*TO BE DONE:* Write out every item below word for word, leaving out the pictures.

(Excerpt from a dataset)
══════

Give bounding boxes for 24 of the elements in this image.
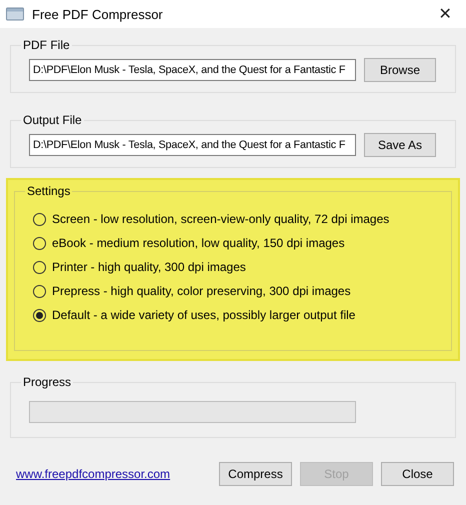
group-label: Progress — [22, 375, 72, 389]
option-label[interactable]: Default - a wide variety of uses, possibly larger output file — [52, 308, 356, 322]
window-title: Free PDF Compressor — [32, 6, 164, 22]
save-as-button[interactable]: Save As — [364, 133, 436, 157]
option-label[interactable]: Prepress - high quality, color preserving, 300 dpi images — [52, 284, 351, 298]
file-path-field[interactable]: D:\PDF\Elon Musk - Tesla, SpaceX, and the Quest for a Fantastic F — [29, 59, 356, 81]
option-label[interactable]: eBook - medium resolution, low quality, 150 dpi images — [52, 236, 345, 250]
website-link[interactable]: www.freepdfcompressor.com — [16, 467, 219, 481]
radio-button[interactable] — [33, 260, 46, 274]
radio-button[interactable] — [33, 236, 46, 250]
window-icon — [6, 7, 24, 21]
option-label[interactable]: Printer - high quality, 300 dpi images — [52, 260, 246, 274]
radio-button[interactable] — [33, 308, 46, 322]
radio-button[interactable] — [33, 212, 46, 226]
group-label: Settings — [26, 184, 72, 198]
browse-button[interactable]: Browse — [364, 58, 436, 82]
footer-button[interactable]: Close — [381, 462, 454, 486]
group-label: Output File — [22, 113, 83, 127]
footer-button[interactable]: Compress — [219, 462, 292, 486]
group-label: PDF File — [22, 38, 71, 52]
radio-button[interactable] — [33, 284, 46, 298]
option-label[interactable]: Screen - low resolution, screen-view-only quality, 72 dpi images — [52, 212, 390, 226]
close-button[interactable]: ✕ — [430, 4, 460, 24]
file-path-field[interactable]: D:\PDF\Elon Musk - Tesla, SpaceX, and the Quest for a Fantastic F — [29, 134, 356, 156]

══════

*OUTPUT:*
Give bounding boxes for 24 of the elements in this image.
group-label: Progress — [22, 375, 72, 389]
option-label[interactable]: Default - a wide variety of uses, possibly larger output file — [52, 308, 356, 322]
window-title: Free PDF Compressor — [32, 6, 164, 22]
save-as-button[interactable]: Save As — [364, 133, 436, 157]
option-label[interactable]: Prepress - high quality, color preserving, 300 dpi images — [52, 284, 351, 298]
file-path-field[interactable]: D:\PDF\Elon Musk - Tesla, SpaceX, and the Quest for a Fantastic F — [29, 59, 356, 81]
option-label[interactable]: eBook - medium resolution, low quality, 150 dpi images — [52, 236, 345, 250]
website-link[interactable]: www.freepdfcompressor.com — [16, 467, 219, 481]
radio-button[interactable] — [33, 260, 46, 274]
radio-button[interactable] — [33, 236, 46, 250]
window-icon — [6, 7, 24, 21]
option-label[interactable]: Printer - high quality, 300 dpi images — [52, 260, 246, 274]
radio-button[interactable] — [33, 308, 46, 322]
radio-button[interactable] — [33, 212, 46, 226]
group-label: Settings — [26, 184, 72, 198]
browse-button[interactable]: Browse — [364, 58, 436, 82]
footer-button[interactable]: Close — [381, 462, 454, 486]
group-label: Output File — [22, 113, 83, 127]
footer-button[interactable]: Compress — [219, 462, 292, 486]
group-label: PDF File — [22, 38, 71, 52]
radio-button[interactable] — [33, 284, 46, 298]
option-label[interactable]: Screen - low resolution, screen-view-only quality, 72 dpi images — [52, 212, 390, 226]
close-button[interactable]: ✕ — [430, 4, 460, 24]
file-path-field[interactable]: D:\PDF\Elon Musk - Tesla, SpaceX, and the Quest for a Fantastic F — [29, 134, 356, 156]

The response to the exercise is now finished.